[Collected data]

===============

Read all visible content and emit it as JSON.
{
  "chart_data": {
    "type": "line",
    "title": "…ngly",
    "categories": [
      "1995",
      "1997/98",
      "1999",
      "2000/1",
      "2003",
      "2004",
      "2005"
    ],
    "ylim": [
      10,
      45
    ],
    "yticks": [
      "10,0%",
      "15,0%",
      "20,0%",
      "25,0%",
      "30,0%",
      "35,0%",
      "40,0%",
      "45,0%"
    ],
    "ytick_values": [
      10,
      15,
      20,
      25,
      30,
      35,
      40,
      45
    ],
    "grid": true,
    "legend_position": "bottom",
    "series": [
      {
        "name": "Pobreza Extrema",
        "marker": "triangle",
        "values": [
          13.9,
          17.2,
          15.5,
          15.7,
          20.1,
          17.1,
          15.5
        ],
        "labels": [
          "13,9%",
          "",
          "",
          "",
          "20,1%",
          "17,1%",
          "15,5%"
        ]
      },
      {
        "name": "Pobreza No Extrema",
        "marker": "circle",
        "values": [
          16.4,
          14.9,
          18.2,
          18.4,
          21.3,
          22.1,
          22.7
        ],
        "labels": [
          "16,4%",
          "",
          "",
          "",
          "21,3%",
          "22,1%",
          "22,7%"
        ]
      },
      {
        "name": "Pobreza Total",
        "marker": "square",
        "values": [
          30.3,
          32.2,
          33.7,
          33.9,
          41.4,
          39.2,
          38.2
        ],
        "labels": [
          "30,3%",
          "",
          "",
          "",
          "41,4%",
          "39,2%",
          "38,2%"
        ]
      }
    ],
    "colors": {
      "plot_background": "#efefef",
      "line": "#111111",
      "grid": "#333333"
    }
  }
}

===============

**Set exercise**
Search the data for "marker". Copy every line that has it.

**Written reply**
        "marker": "triangle",
        "marker": "circle",
        "marker": "square",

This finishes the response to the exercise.